■ **PROBLEM TO WORK ON**
Write out all records as given; omit images.

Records
━━━━━━━━━━━━━━━━
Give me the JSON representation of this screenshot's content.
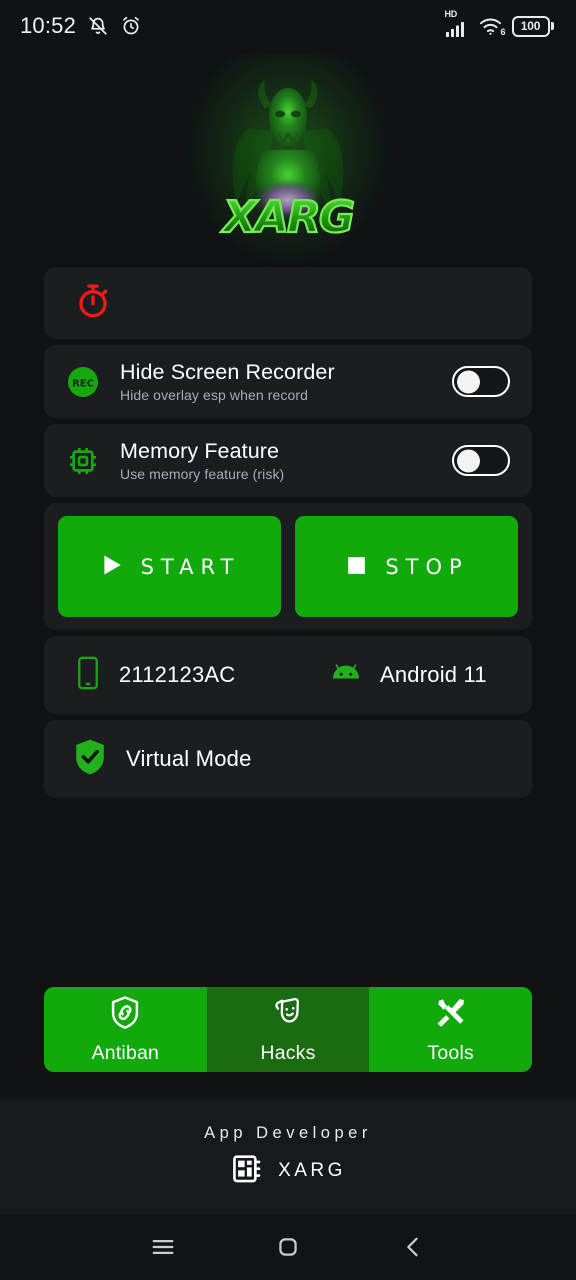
{
  "statusbar": {
    "time": "10:52",
    "left_icons": [
      "mute-bell-icon",
      "alarm-clock-icon"
    ],
    "network_label": "HD",
    "wifi_label": "6",
    "battery_level": "100"
  },
  "logo": {
    "name": "xarg-logo",
    "wordmark": "XARG",
    "glow_color": "#3ddc28"
  },
  "timer_card": {
    "icon": "stopwatch-icon",
    "icon_color": "#ED1C16",
    "label": ""
  },
  "settings": [
    {
      "icon": "rec-icon",
      "icon_text": "REC",
      "title": "Hide Screen Recorder",
      "subtitle": "Hide overlay esp when record",
      "toggle_state": "off"
    },
    {
      "icon": "memory-chip-icon",
      "icon_text": "",
      "title": "Memory Feature",
      "subtitle": "Use memory feature (risk)",
      "toggle_state": "off"
    }
  ],
  "actions": {
    "start_label": "START",
    "start_icon": "play-icon",
    "stop_label": "STOP",
    "stop_icon": "stop-icon",
    "button_color": "#12A90C"
  },
  "device": {
    "phone_icon": "smartphone-icon",
    "model": "2112123AC",
    "android_icon": "android-icon",
    "os_version": "Android 11"
  },
  "virtual_mode": {
    "icon": "shield-check-icon",
    "label": "Virtual Mode"
  },
  "tabs": [
    {
      "label": "Antiban",
      "icon": "shield-link-icon",
      "selected": true
    },
    {
      "label": "Hacks",
      "icon": "theater-masks-icon",
      "selected": false
    },
    {
      "label": "Tools",
      "icon": "wrench-screwdriver-icon",
      "selected": true
    }
  ],
  "footer": {
    "title": "App Developer",
    "icon": "chip-badge-icon",
    "developer": "XARG"
  },
  "navbar": {
    "recents_label": "recents-icon",
    "home_label": "home-icon",
    "back_label": "back-icon"
  },
  "colors": {
    "accent_green": "#12A90C",
    "dark_green": "#1A6B12",
    "card_bg": "#1b1d20",
    "page_bg": "#101214",
    "red": "#ED1C16"
  }
}
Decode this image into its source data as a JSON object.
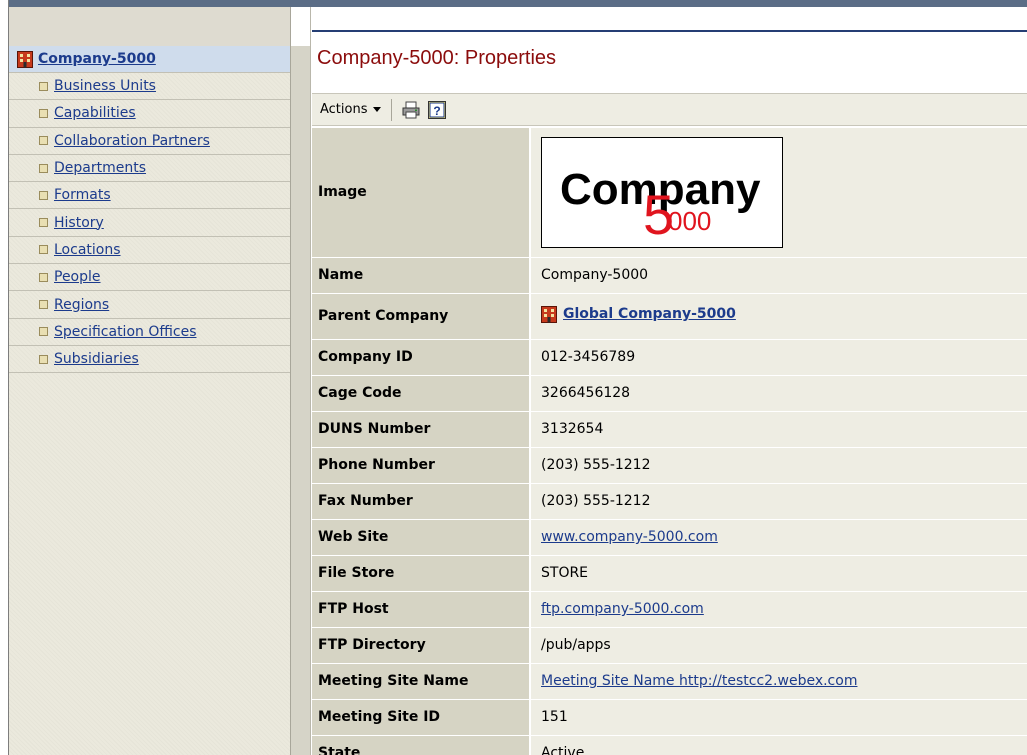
{
  "sidebar": {
    "root": {
      "label": "Company-5000",
      "icon": "building-icon"
    },
    "items": [
      {
        "label": "Business Units"
      },
      {
        "label": "Capabilities"
      },
      {
        "label": "Collaboration Partners"
      },
      {
        "label": "Departments"
      },
      {
        "label": "Formats"
      },
      {
        "label": "History"
      },
      {
        "label": "Locations"
      },
      {
        "label": "People"
      },
      {
        "label": "Regions"
      },
      {
        "label": "Specification Offices"
      },
      {
        "label": "Subsidiaries"
      }
    ]
  },
  "main": {
    "title": "Company-5000: Properties",
    "toolbar": {
      "actions_label": "Actions",
      "print_icon": "print-icon",
      "help_icon": "help-icon"
    },
    "logo": {
      "word": "Company",
      "numeral_5": "5",
      "numeral_000": "000"
    },
    "properties": [
      {
        "label": "Image",
        "value": ""
      },
      {
        "label": "Name",
        "value": "Company-5000"
      },
      {
        "label": "Parent Company",
        "value": "Global Company-5000"
      },
      {
        "label": "Company ID",
        "value": "012-3456789"
      },
      {
        "label": "Cage Code",
        "value": "3266456128"
      },
      {
        "label": "DUNS Number",
        "value": "3132654"
      },
      {
        "label": "Phone Number",
        "value": "(203) 555-1212"
      },
      {
        "label": "Fax Number",
        "value": "(203) 555-1212"
      },
      {
        "label": "Web Site",
        "value": "www.company-5000.com"
      },
      {
        "label": "File Store",
        "value": "STORE"
      },
      {
        "label": "FTP Host",
        "value": "ftp.company-5000.com"
      },
      {
        "label": "FTP Directory",
        "value": "/pub/apps"
      },
      {
        "label": "Meeting Site Name",
        "value": "Meeting Site Name http://testcc2.webex.com"
      },
      {
        "label": "Meeting Site ID",
        "value": "151"
      },
      {
        "label": "State",
        "value": "Active"
      }
    ]
  },
  "colors": {
    "title": "#8b0c0c",
    "link": "#1c3b8c",
    "label_bg": "#d6d4c4",
    "value_bg": "#eeede3",
    "logo_red": "#e0141e"
  }
}
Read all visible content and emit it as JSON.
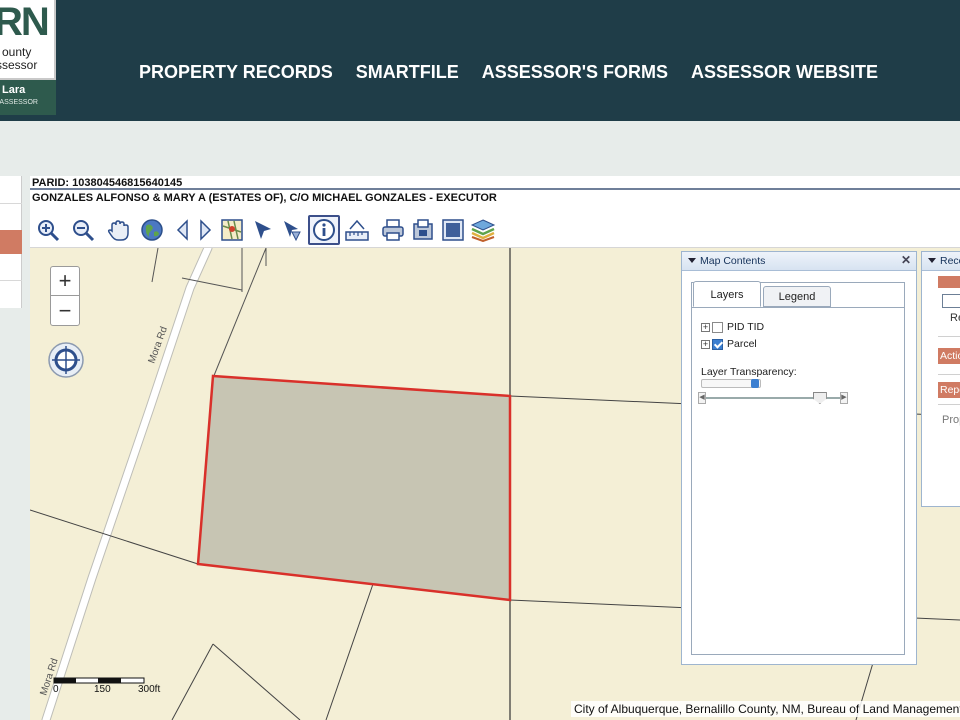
{
  "header": {
    "logo": {
      "mark": "RN",
      "sub1": "ounty",
      "sub2": "ssessor",
      "name": "Lara",
      "role": "NTY ASSESSOR"
    },
    "nav": [
      "PROPERTY RECORDS",
      "SMARTFILE",
      "ASSESSOR'S FORMS",
      "ASSESSOR WEBSITE"
    ]
  },
  "parcel": {
    "parid": "PARID: 103804546815640145",
    "owner": "GONZALES ALFONSO & MARY A (ESTATES OF), C/O MICHAEL GONZALES - EXECUTOR"
  },
  "toolbar": {
    "tools": [
      "zoom-in-icon",
      "zoom-out-icon",
      "pan-hand-icon",
      "full-extent-globe-icon",
      "previous-extent-icon",
      "next-extent-icon",
      "map-view-icon",
      "select-arrow-icon",
      "select-arrow-alt-icon",
      "identify-info-icon",
      "measure-icon",
      "print-icon",
      "export-icon",
      "screenshot-icon",
      "layers-icon"
    ],
    "active_tool": "identify-info-icon"
  },
  "map": {
    "zoom_in": "+",
    "zoom_out": "−",
    "road_label_1": "Mora Rd",
    "road_label_2": "Mora Rd",
    "scale": {
      "labels": [
        "0",
        "150",
        "300ft"
      ]
    },
    "attribution": "City of Albuquerque, Bernalillo County, NM, Bureau of Land Management",
    "colors": {
      "land": "#f4efd6",
      "parcel_fill": "#c7c5b3",
      "parcel_stroke": "#d9302a"
    }
  },
  "map_contents": {
    "title": "Map Contents",
    "close": "✕",
    "tabs": [
      "Layers",
      "Legend"
    ],
    "active_tab": "Layers",
    "layers": [
      {
        "label": "PID TID",
        "checked": false
      },
      {
        "label": "Parcel",
        "checked": true
      }
    ],
    "transparency_label": "Layer Transparency:",
    "transparency_level": 0.85
  },
  "record_panel": {
    "title": "Record",
    "r_label": "Re",
    "actions_label": "Actions",
    "reports_label": "Reports",
    "prop_label": "Property"
  }
}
━━━━━━━━━━━━━━━━
■ **THE SOLUTION**
Give me the JSON representation of this screenshot's content.
{
  "statusbar": {
    "time": "10:52",
    "left_icons": [
      "mute-bell-icon",
      "alarm-clock-icon"
    ],
    "network_label": "HD",
    "wifi_label": "6",
    "battery_level": "100"
  },
  "logo": {
    "name": "xarg-logo",
    "wordmark": "XARG",
    "glow_color": "#3ddc28"
  },
  "timer_card": {
    "icon": "stopwatch-icon",
    "icon_color": "#ED1C16",
    "label": ""
  },
  "settings": [
    {
      "icon": "rec-icon",
      "icon_text": "REC",
      "title": "Hide Screen Recorder",
      "subtitle": "Hide overlay esp when record",
      "toggle_state": "off"
    },
    {
      "icon": "memory-chip-icon",
      "icon_text": "",
      "title": "Memory Feature",
      "subtitle": "Use memory feature (risk)",
      "toggle_state": "off"
    }
  ],
  "actions": {
    "start_label": "START",
    "start_icon": "play-icon",
    "stop_label": "STOP",
    "stop_icon": "stop-icon",
    "button_color": "#12A90C"
  },
  "device": {
    "phone_icon": "smartphone-icon",
    "model": "2112123AC",
    "android_icon": "android-icon",
    "os_version": "Android 11"
  },
  "virtual_mode": {
    "icon": "shield-check-icon",
    "label": "Virtual Mode"
  },
  "tabs": [
    {
      "label": "Antiban",
      "icon": "shield-link-icon",
      "selected": true
    },
    {
      "label": "Hacks",
      "icon": "theater-masks-icon",
      "selected": false
    },
    {
      "label": "Tools",
      "icon": "wrench-screwdriver-icon",
      "selected": true
    }
  ],
  "footer": {
    "title": "App Developer",
    "icon": "chip-badge-icon",
    "developer": "XARG"
  },
  "navbar": {
    "recents_label": "recents-icon",
    "home_label": "home-icon",
    "back_label": "back-icon"
  },
  "colors": {
    "accent_green": "#12A90C",
    "dark_green": "#1A6B12",
    "card_bg": "#1b1d20",
    "page_bg": "#101214",
    "red": "#ED1C16"
  }
}
Decode this image into its source data as a JSON object.
{
  "sidebar": {
    "root": {
      "label": "Company-5000",
      "icon": "building-icon"
    },
    "items": [
      {
        "label": "Business Units"
      },
      {
        "label": "Capabilities"
      },
      {
        "label": "Collaboration Partners"
      },
      {
        "label": "Departments"
      },
      {
        "label": "Formats"
      },
      {
        "label": "History"
      },
      {
        "label": "Locations"
      },
      {
        "label": "People"
      },
      {
        "label": "Regions"
      },
      {
        "label": "Specification Offices"
      },
      {
        "label": "Subsidiaries"
      }
    ]
  },
  "main": {
    "title": "Company-5000: Properties",
    "toolbar": {
      "actions_label": "Actions",
      "print_icon": "print-icon",
      "help_icon": "help-icon"
    },
    "logo": {
      "word": "Company",
      "numeral_5": "5",
      "numeral_000": "000"
    },
    "properties": [
      {
        "label": "Image",
        "value": ""
      },
      {
        "label": "Name",
        "value": "Company-5000"
      },
      {
        "label": "Parent Company",
        "value": "Global Company-5000"
      },
      {
        "label": "Company ID",
        "value": "012-3456789"
      },
      {
        "label": "Cage Code",
        "value": "3266456128"
      },
      {
        "label": "DUNS Number",
        "value": "3132654"
      },
      {
        "label": "Phone Number",
        "value": "(203) 555-1212"
      },
      {
        "label": "Fax Number",
        "value": "(203) 555-1212"
      },
      {
        "label": "Web Site",
        "value": "www.company-5000.com"
      },
      {
        "label": "File Store",
        "value": "STORE"
      },
      {
        "label": "FTP Host",
        "value": "ftp.company-5000.com"
      },
      {
        "label": "FTP Directory",
        "value": "/pub/apps"
      },
      {
        "label": "Meeting Site Name",
        "value": "Meeting Site Name http://testcc2.webex.com"
      },
      {
        "label": "Meeting Site ID",
        "value": "151"
      },
      {
        "label": "State",
        "value": "Active"
      }
    ]
  },
  "colors": {
    "title": "#8b0c0c",
    "link": "#1c3b8c",
    "label_bg": "#d6d4c4",
    "value_bg": "#eeede3",
    "logo_red": "#e0141e"
  }
}
Read all visible content and emit it as JSON.
{
  "header": {
    "logo": {
      "mark": "RN",
      "sub1": "ounty",
      "sub2": "ssessor",
      "name": "Lara",
      "role": "NTY ASSESSOR"
    },
    "nav": [
      "PROPERTY RECORDS",
      "SMARTFILE",
      "ASSESSOR'S FORMS",
      "ASSESSOR WEBSITE"
    ]
  },
  "parcel": {
    "parid": "PARID: 103804546815640145",
    "owner": "GONZALES ALFONSO & MARY A (ESTATES OF), C/O MICHAEL GONZALES - EXECUTOR"
  },
  "toolbar": {
    "tools": [
      "zoom-in-icon",
      "zoom-out-icon",
      "pan-hand-icon",
      "full-extent-globe-icon",
      "previous-extent-icon",
      "next-extent-icon",
      "map-view-icon",
      "select-arrow-icon",
      "select-arrow-alt-icon",
      "identify-info-icon",
      "measure-icon",
      "print-icon",
      "export-icon",
      "screenshot-icon",
      "layers-icon"
    ],
    "active_tool": "identify-info-icon"
  },
  "map": {
    "zoom_in": "+",
    "zoom_out": "−",
    "road_label_1": "Mora Rd",
    "road_label_2": "Mora Rd",
    "scale": {
      "labels": [
        "0",
        "150",
        "300ft"
      ]
    },
    "attribution": "City of Albuquerque, Bernalillo County, NM, Bureau of Land Management",
    "colors": {
      "land": "#f4efd6",
      "parcel_fill": "#c7c5b3",
      "parcel_stroke": "#d9302a"
    }
  },
  "map_contents": {
    "title": "Map Contents",
    "close": "✕",
    "tabs": [
      "Layers",
      "Legend"
    ],
    "active_tab": "Layers",
    "layers": [
      {
        "label": "PID TID",
        "checked": false
      },
      {
        "label": "Parcel",
        "checked": true
      }
    ],
    "transparency_label": "Layer Transparency:",
    "transparency_level": 0.85
  },
  "record_panel": {
    "title": "Record",
    "r_label": "Re",
    "actions_label": "Actions",
    "reports_label": "Reports",
    "prop_label": "Property"
  }
}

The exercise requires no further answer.